## WHAT THIS TASK INVOLVES
Every line holding the word "material" counts once. Give the total, nothing more.

═════ LISTED ENTRIES ═════

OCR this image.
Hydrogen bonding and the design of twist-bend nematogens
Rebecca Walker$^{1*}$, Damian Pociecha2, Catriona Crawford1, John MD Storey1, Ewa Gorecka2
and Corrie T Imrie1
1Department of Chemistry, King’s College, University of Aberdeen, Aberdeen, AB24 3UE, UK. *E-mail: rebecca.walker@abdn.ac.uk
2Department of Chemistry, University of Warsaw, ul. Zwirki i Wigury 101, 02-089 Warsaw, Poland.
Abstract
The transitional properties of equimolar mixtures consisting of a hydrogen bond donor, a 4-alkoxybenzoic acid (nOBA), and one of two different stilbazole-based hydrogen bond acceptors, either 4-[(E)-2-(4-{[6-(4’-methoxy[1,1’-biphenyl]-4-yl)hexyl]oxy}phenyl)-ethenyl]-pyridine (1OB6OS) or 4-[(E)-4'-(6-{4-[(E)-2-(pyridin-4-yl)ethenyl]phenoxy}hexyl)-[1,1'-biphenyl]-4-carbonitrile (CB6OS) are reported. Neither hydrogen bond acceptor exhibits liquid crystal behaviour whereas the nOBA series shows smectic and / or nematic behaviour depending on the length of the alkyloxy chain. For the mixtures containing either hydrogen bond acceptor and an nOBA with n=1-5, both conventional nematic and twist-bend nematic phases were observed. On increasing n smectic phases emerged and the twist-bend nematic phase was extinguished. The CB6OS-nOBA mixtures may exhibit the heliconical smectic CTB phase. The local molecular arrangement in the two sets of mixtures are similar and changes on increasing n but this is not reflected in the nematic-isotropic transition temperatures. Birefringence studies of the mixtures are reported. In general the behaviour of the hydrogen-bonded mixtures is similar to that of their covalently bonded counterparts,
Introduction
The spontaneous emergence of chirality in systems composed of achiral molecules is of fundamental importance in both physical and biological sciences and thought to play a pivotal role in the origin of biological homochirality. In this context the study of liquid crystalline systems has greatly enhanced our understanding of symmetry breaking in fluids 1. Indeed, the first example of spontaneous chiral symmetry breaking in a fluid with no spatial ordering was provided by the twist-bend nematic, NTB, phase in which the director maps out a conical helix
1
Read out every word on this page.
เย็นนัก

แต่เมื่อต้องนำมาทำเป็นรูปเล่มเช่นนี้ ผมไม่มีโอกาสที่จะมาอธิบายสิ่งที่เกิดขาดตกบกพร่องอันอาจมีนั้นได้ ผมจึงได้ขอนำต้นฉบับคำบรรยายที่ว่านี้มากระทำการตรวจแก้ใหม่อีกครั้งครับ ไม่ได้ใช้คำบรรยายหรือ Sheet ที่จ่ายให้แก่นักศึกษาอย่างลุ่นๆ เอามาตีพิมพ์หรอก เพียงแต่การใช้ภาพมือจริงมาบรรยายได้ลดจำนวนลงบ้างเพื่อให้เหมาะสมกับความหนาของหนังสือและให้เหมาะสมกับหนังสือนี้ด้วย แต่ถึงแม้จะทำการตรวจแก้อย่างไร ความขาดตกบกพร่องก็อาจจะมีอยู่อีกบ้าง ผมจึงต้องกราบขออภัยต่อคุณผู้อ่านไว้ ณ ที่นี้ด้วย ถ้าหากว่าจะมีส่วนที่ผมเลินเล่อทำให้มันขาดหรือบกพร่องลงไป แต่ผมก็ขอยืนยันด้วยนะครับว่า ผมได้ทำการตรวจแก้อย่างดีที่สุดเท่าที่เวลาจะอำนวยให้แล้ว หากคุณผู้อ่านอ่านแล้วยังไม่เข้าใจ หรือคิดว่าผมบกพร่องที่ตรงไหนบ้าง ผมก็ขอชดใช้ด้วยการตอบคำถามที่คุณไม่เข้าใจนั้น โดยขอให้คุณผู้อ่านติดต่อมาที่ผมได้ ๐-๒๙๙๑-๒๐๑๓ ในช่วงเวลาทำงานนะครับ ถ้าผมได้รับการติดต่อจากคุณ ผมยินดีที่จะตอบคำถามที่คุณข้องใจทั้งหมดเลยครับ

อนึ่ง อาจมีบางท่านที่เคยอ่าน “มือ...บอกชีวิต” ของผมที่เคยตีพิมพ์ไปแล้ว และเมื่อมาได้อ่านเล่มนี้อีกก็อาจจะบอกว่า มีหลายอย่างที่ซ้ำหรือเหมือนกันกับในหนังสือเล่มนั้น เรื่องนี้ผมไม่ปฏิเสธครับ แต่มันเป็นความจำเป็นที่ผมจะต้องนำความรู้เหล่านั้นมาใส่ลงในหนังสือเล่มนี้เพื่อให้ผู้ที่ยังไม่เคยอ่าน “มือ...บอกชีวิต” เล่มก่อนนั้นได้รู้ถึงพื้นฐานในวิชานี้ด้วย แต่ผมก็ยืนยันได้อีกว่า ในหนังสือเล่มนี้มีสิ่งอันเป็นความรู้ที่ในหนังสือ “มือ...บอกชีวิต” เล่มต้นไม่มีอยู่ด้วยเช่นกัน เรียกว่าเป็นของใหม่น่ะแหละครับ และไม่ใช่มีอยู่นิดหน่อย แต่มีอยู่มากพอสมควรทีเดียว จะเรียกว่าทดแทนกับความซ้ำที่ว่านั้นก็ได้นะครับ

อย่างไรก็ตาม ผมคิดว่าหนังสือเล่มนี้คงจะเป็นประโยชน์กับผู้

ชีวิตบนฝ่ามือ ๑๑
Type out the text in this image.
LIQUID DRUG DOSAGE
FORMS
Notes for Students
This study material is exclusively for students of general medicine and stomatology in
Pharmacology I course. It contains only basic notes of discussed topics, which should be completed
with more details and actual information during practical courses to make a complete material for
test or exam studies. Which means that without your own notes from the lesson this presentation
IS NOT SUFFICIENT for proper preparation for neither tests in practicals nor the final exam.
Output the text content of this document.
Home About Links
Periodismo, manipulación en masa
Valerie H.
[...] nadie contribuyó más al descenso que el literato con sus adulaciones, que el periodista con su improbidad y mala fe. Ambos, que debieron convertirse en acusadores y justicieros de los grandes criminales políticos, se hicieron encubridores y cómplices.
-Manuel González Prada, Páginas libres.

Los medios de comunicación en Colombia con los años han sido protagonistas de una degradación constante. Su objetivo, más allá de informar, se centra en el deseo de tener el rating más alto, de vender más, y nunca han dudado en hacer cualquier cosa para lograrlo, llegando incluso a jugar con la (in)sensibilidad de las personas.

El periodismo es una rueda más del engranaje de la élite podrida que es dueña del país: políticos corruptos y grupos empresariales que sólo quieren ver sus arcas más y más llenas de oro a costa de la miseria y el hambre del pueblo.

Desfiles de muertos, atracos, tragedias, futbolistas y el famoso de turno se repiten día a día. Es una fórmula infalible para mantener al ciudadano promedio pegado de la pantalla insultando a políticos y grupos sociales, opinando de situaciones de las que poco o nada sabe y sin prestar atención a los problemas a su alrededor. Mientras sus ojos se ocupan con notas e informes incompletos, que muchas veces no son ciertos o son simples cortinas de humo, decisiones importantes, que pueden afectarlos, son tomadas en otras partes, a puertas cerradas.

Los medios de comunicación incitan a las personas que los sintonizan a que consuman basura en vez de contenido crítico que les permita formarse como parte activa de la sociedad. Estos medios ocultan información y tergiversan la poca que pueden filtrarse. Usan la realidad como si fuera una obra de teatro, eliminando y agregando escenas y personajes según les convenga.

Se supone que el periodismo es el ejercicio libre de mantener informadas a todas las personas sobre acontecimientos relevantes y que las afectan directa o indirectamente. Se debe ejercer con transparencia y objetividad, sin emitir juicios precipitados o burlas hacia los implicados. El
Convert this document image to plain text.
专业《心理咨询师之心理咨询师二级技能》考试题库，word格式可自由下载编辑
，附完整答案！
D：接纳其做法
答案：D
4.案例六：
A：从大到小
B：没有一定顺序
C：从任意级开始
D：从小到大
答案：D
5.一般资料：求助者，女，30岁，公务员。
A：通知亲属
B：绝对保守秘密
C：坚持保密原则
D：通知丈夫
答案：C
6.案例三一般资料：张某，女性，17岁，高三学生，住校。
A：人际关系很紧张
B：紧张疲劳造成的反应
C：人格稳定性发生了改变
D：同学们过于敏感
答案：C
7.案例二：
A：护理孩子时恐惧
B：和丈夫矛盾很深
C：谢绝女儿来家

═════

## RESULT OF THE TASK
2